### Data provided
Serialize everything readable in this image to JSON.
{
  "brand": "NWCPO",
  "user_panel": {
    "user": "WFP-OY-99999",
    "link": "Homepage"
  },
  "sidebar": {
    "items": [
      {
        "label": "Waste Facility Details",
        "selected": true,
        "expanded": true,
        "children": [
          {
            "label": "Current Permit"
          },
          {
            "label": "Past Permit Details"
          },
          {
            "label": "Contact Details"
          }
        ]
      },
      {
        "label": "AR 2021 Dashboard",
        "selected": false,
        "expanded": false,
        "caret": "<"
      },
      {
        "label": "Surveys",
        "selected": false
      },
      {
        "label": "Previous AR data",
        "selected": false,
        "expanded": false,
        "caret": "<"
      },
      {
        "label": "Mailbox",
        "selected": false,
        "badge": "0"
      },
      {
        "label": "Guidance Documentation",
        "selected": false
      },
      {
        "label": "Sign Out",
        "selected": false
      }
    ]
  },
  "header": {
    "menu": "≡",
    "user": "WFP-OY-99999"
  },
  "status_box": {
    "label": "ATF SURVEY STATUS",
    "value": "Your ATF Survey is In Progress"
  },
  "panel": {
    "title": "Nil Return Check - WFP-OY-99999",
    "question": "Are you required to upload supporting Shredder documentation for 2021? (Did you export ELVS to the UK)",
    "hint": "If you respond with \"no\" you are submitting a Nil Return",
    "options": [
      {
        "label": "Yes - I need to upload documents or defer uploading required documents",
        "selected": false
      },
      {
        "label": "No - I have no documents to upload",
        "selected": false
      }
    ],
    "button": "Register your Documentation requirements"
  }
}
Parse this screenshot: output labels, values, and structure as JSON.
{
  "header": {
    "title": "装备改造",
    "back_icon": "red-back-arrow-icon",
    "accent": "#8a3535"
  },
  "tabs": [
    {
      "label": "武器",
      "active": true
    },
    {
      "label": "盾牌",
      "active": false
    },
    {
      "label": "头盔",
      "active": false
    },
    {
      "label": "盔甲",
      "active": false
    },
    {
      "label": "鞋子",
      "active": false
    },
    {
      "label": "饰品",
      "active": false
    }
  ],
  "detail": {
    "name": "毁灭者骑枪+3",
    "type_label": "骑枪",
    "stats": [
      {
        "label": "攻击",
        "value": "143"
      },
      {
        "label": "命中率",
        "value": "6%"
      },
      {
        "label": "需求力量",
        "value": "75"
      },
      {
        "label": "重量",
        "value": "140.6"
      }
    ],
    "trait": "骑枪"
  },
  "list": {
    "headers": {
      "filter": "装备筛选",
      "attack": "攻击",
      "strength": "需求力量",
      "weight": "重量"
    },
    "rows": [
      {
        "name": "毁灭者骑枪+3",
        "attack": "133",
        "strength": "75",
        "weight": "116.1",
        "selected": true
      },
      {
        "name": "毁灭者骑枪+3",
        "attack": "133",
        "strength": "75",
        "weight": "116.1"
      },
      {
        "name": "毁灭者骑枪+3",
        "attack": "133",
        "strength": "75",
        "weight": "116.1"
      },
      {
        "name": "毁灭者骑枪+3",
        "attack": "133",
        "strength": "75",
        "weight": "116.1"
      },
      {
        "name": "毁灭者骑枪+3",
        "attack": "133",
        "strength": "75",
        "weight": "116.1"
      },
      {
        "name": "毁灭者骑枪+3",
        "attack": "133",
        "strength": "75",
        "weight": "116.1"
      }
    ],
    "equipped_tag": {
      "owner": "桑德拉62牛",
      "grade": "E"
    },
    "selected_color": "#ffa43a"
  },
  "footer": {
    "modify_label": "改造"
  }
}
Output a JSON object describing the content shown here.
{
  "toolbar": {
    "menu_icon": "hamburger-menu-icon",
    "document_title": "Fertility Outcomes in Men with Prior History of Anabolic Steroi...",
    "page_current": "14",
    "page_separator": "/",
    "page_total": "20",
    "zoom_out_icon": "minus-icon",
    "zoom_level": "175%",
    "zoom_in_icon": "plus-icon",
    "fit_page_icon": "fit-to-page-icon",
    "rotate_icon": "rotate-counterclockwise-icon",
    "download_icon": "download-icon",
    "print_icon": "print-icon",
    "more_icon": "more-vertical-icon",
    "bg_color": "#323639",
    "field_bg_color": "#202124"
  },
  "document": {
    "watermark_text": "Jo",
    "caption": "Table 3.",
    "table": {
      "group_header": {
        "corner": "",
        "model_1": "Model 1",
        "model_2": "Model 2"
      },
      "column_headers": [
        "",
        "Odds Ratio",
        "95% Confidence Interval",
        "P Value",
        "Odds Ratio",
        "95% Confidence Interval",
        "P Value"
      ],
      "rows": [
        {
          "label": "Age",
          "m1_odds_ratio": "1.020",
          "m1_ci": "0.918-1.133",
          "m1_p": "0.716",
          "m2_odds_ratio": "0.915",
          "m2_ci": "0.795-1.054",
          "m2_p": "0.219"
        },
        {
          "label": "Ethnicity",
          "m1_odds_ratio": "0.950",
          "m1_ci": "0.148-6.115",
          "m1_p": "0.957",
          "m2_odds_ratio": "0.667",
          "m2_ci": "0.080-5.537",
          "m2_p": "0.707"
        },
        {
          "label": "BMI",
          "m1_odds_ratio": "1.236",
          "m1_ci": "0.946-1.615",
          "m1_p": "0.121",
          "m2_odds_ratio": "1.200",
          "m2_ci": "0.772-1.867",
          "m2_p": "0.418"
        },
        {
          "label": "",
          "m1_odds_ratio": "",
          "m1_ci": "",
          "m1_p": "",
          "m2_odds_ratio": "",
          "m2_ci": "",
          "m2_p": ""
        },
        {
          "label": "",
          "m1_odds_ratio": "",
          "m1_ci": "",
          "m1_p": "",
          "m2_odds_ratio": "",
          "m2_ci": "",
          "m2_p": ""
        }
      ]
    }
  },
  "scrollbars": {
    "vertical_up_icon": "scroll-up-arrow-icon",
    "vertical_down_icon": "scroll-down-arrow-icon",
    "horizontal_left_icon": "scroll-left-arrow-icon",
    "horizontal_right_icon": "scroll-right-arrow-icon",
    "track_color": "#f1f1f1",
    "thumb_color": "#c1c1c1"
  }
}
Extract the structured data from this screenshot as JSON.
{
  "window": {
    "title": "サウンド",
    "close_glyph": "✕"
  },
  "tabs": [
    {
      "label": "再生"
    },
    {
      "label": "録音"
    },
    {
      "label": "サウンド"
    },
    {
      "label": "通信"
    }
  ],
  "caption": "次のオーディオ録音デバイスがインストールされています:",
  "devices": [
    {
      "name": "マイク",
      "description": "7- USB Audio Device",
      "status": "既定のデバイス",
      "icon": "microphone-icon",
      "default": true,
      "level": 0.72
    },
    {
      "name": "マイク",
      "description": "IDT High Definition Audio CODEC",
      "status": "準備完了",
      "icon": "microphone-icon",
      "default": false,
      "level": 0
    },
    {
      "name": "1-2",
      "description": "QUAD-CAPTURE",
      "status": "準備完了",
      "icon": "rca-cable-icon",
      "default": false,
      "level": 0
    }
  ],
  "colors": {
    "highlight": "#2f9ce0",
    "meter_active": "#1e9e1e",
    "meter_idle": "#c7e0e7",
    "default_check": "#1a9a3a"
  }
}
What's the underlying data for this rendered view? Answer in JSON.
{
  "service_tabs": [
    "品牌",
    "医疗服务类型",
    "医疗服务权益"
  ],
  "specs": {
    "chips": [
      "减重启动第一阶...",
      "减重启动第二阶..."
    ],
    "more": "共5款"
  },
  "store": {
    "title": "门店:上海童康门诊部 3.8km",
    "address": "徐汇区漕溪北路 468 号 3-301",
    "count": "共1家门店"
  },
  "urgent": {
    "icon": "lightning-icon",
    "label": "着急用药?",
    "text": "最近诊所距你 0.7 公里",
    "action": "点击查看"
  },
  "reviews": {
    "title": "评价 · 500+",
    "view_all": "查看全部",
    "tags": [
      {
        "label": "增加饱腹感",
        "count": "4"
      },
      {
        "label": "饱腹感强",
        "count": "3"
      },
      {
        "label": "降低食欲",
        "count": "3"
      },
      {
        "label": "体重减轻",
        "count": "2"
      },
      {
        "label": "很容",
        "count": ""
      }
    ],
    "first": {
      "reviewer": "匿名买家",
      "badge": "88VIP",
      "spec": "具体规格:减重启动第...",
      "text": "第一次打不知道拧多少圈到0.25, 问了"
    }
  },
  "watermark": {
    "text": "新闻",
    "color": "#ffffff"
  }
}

### Set task
Copy each line of the data that contains the word "description".

### Full output
      "description": "7- USB Audio Device",
      "description": "IDT High Definition Audio CODEC",
      "description": "QUAD-CAPTURE",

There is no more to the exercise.